(Exercise description):
Reproduce every one of the lines below word for word, omitting the pictures.

───── Input material

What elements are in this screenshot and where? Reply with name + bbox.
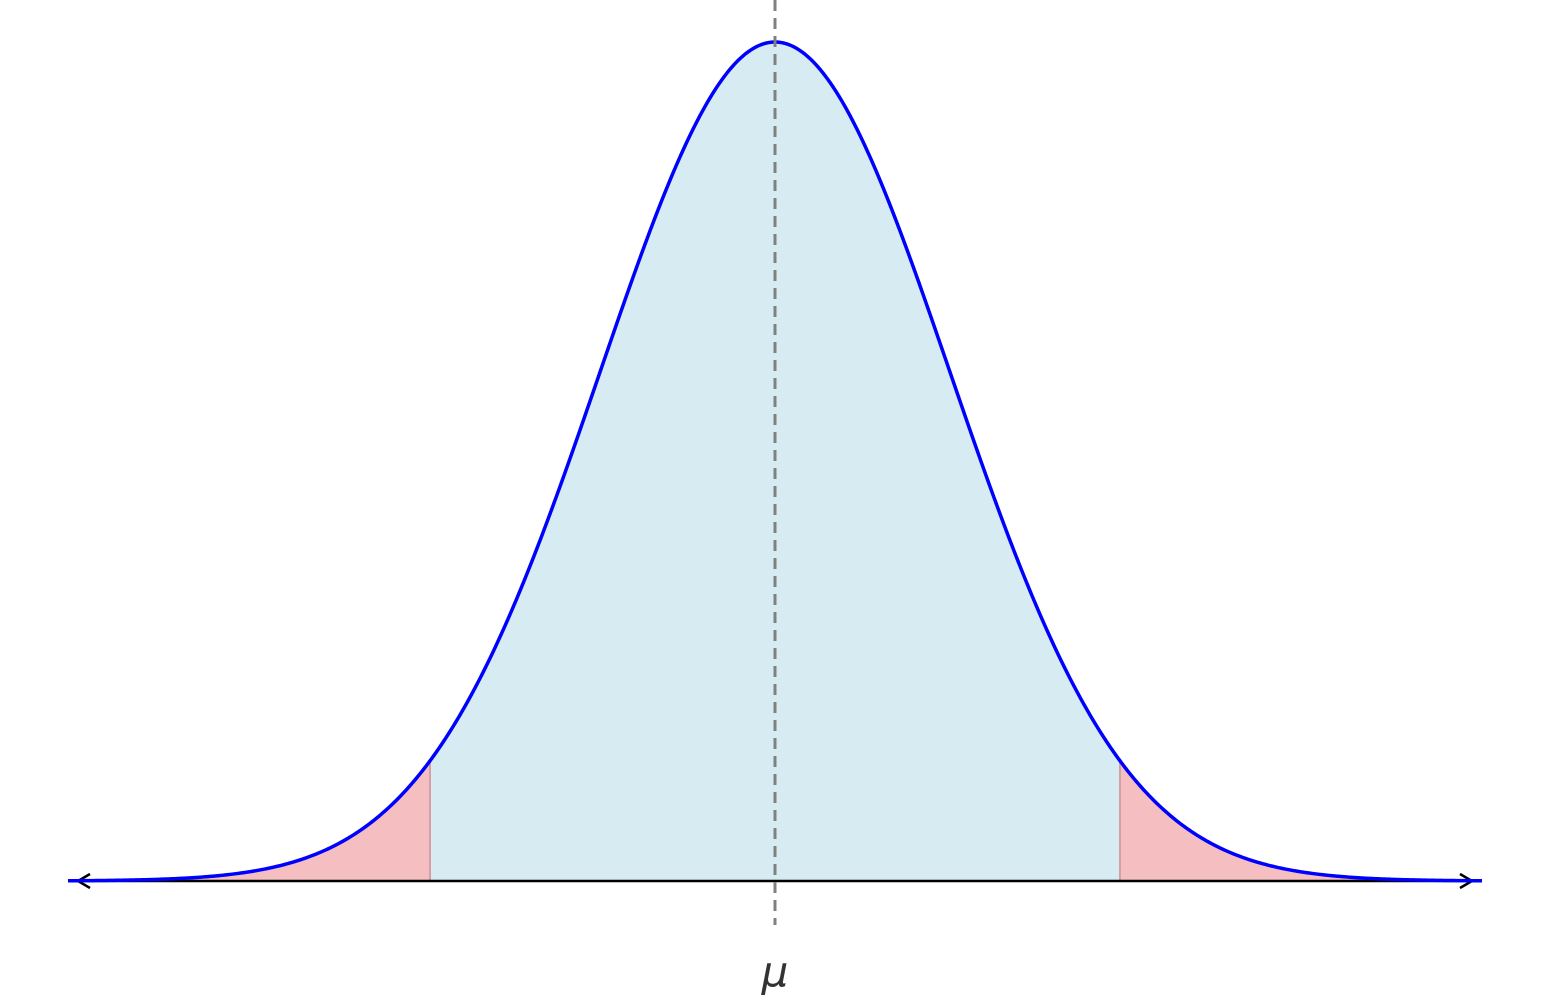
- left-tail-region: [78, 760, 430, 881]
- mean-label: μ: [761, 948, 789, 997]
- right-tail-region: [1120, 760, 1472, 881]
- central-region: [430, 42, 1120, 881]
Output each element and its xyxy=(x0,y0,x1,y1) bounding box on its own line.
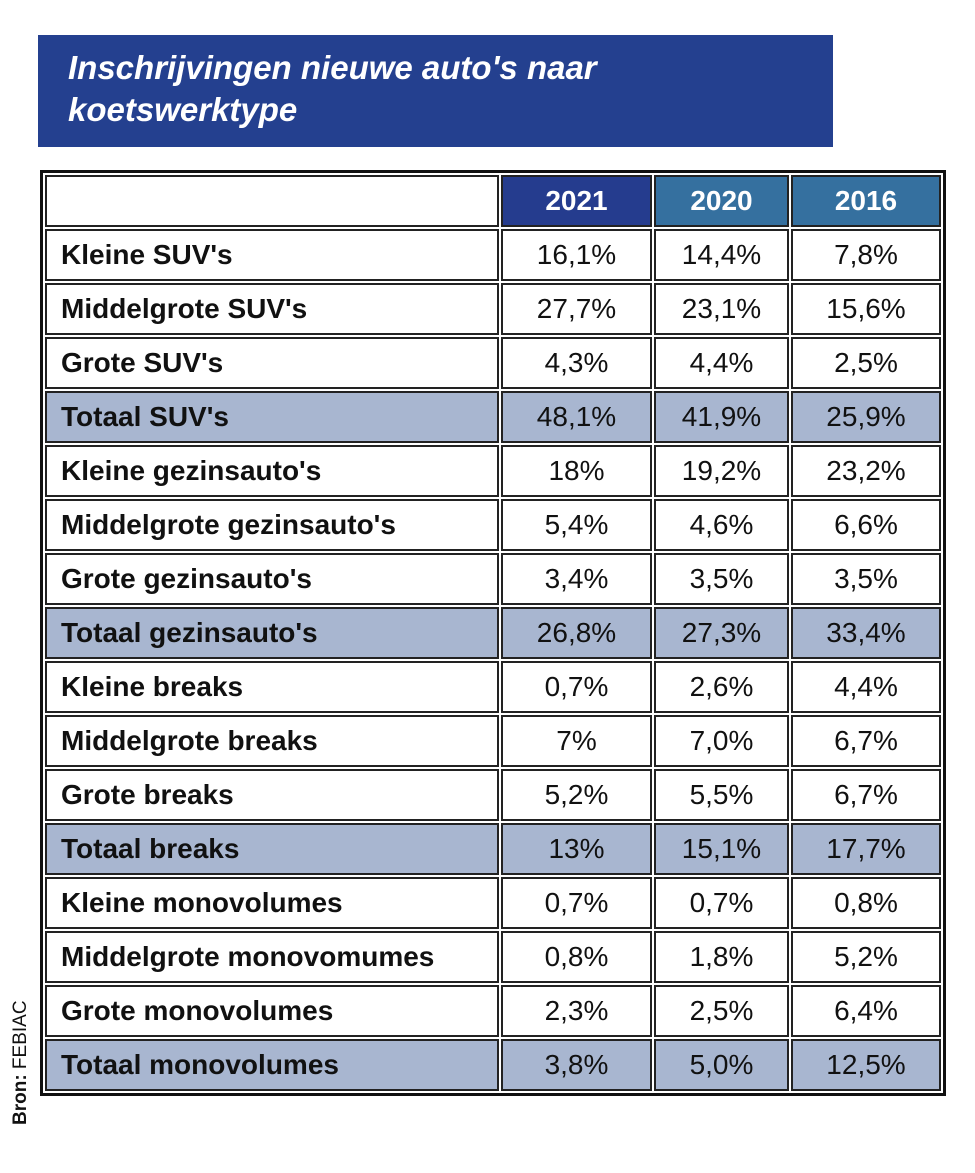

──────────

(Written answer):
What elements are in this screenshot and where? Reply with name + bbox.
- left-tail-region: [78, 760, 430, 881]
- mean-label: μ: [761, 948, 789, 997]
- right-tail-region: [1120, 760, 1472, 881]
- central-region: [430, 42, 1120, 881]
Output each element and its xyxy=(x0,y0,x1,y1) bounding box on its own line.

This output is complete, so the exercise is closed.